» **EXERCISE**
Find the string "name" in the data, then copy every line where it is found.

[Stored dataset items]
-------------------------
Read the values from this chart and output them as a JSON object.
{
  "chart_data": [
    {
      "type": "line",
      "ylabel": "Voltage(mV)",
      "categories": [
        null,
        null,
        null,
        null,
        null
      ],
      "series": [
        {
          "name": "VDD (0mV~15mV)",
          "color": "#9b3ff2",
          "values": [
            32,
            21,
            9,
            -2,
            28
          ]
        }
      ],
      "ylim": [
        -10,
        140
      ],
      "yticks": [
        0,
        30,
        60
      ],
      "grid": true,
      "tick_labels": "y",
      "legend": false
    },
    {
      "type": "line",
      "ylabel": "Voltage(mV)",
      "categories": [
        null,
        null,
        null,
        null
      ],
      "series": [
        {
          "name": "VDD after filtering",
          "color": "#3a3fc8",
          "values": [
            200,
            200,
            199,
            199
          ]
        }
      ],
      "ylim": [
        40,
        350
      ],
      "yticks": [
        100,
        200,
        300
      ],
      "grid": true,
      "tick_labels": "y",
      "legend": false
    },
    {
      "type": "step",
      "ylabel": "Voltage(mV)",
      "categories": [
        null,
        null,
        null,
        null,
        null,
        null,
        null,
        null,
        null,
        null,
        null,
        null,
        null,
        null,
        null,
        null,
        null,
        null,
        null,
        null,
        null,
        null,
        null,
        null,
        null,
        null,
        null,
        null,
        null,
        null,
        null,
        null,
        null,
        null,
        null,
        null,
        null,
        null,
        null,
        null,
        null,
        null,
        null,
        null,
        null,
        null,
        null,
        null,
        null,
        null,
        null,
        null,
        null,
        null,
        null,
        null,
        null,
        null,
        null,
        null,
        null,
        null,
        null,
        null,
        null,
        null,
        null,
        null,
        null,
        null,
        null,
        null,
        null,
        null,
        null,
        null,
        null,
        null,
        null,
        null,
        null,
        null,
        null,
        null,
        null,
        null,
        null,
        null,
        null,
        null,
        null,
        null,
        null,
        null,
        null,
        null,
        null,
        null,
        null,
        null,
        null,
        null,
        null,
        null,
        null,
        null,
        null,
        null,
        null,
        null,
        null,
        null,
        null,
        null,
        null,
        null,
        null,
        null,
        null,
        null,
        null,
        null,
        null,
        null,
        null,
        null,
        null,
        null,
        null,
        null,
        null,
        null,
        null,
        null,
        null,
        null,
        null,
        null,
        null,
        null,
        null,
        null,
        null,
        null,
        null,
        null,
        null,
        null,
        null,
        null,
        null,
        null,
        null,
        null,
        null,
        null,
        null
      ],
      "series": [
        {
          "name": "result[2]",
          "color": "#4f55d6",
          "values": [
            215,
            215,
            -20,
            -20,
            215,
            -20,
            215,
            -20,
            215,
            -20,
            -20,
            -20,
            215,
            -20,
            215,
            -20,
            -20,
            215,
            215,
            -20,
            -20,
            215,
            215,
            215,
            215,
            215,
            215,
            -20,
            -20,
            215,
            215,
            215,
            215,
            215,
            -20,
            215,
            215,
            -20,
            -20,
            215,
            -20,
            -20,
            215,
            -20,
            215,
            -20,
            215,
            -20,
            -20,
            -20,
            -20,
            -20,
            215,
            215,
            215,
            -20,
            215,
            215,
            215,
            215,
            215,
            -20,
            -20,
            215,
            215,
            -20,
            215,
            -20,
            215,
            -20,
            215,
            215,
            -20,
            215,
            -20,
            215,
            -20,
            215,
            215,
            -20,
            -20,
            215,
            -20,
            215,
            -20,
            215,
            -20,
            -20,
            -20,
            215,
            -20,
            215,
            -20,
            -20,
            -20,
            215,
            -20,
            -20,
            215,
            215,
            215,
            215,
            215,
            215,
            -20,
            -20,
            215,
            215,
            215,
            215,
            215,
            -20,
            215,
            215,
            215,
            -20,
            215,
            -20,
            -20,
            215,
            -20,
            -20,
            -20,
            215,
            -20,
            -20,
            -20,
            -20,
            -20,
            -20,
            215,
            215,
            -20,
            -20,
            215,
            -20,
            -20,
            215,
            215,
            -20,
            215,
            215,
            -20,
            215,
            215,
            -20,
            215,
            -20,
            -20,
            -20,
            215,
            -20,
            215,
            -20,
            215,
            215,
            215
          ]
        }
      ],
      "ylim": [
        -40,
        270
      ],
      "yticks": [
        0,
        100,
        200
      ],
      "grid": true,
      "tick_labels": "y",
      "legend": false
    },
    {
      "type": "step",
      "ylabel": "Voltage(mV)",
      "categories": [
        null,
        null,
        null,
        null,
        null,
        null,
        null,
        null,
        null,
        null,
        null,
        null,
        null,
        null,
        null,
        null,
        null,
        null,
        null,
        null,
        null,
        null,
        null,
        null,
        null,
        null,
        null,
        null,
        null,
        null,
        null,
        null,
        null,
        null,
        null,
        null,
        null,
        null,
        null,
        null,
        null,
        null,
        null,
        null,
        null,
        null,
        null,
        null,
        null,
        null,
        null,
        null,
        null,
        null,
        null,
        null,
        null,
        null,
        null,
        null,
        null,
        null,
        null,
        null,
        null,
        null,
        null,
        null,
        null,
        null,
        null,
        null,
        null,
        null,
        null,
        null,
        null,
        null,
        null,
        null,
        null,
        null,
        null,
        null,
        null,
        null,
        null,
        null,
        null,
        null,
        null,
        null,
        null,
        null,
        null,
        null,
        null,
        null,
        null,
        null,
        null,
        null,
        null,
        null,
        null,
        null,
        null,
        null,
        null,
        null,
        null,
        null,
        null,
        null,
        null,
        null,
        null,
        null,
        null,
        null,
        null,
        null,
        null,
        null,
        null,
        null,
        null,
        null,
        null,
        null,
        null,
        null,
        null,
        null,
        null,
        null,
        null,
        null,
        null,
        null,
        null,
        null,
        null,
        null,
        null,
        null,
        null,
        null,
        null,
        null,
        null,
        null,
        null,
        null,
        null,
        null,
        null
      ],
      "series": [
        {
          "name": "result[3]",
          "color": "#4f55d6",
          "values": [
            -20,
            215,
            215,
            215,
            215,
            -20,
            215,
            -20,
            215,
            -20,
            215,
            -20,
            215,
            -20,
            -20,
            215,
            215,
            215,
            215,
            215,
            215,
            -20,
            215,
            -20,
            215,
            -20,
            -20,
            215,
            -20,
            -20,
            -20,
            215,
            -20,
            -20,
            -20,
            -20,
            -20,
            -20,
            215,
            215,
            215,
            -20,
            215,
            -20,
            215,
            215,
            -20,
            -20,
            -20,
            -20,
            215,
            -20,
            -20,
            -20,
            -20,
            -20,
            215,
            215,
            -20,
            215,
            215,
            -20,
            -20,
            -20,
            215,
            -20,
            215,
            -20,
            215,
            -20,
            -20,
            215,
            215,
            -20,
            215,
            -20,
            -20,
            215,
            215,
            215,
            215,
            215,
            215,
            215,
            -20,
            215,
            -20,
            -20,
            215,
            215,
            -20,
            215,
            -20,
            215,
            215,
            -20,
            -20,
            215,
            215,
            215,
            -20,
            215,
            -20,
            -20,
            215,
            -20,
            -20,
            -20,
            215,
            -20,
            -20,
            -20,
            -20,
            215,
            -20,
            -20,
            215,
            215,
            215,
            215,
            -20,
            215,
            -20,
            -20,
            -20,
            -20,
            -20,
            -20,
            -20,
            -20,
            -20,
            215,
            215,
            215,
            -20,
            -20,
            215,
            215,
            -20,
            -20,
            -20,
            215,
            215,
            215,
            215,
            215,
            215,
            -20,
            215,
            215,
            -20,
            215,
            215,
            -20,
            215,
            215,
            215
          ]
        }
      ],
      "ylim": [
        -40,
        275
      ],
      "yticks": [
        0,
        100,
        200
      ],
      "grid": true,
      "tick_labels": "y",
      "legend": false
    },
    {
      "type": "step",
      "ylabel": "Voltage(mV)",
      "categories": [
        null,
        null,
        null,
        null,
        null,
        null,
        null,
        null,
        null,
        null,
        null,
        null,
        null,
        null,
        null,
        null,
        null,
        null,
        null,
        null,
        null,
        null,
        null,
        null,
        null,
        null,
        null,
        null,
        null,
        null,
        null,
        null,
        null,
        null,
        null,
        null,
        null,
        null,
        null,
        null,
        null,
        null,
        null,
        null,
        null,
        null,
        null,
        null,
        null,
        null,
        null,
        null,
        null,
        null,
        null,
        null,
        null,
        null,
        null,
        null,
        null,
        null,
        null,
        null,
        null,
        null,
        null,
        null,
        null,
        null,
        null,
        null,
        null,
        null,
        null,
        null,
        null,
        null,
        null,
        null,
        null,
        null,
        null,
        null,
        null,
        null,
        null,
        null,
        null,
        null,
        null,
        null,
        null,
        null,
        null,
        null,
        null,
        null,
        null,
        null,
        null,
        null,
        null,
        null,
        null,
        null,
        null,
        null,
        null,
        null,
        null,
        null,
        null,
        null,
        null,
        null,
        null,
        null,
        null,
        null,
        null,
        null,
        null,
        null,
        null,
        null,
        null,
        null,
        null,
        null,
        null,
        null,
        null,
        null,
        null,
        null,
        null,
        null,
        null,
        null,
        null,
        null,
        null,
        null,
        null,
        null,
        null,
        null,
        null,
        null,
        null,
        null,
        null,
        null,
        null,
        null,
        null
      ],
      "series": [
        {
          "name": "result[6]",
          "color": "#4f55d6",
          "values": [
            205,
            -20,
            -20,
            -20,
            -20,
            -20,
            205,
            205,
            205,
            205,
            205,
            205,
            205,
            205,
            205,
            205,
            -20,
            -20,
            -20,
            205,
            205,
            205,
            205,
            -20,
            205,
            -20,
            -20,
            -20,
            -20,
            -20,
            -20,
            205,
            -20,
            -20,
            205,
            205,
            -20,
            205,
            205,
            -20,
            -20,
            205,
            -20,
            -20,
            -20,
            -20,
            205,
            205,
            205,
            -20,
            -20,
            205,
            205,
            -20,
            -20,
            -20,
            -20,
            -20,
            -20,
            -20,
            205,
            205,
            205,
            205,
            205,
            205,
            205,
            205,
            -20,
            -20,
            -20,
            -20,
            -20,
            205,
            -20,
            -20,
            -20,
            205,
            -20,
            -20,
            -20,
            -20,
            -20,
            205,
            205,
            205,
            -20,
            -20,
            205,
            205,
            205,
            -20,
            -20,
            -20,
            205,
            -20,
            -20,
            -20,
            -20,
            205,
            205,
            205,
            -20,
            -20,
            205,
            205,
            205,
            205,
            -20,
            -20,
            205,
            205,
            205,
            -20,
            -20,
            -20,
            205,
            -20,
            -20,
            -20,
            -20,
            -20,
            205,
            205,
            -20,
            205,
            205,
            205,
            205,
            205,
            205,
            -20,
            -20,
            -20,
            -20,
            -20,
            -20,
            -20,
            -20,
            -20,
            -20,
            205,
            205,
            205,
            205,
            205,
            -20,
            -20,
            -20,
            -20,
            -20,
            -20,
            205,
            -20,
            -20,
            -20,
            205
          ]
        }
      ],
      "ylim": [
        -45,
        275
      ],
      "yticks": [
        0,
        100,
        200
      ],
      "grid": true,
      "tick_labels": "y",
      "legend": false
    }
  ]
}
-------------------------
» **EXERCISE SOLUTION**
          "name": "VDD (0mV~15mV)",
          "name": "VDD after filtering",
          "name": "result[2]",
          "name": "result[3]",
          "name": "result[6]",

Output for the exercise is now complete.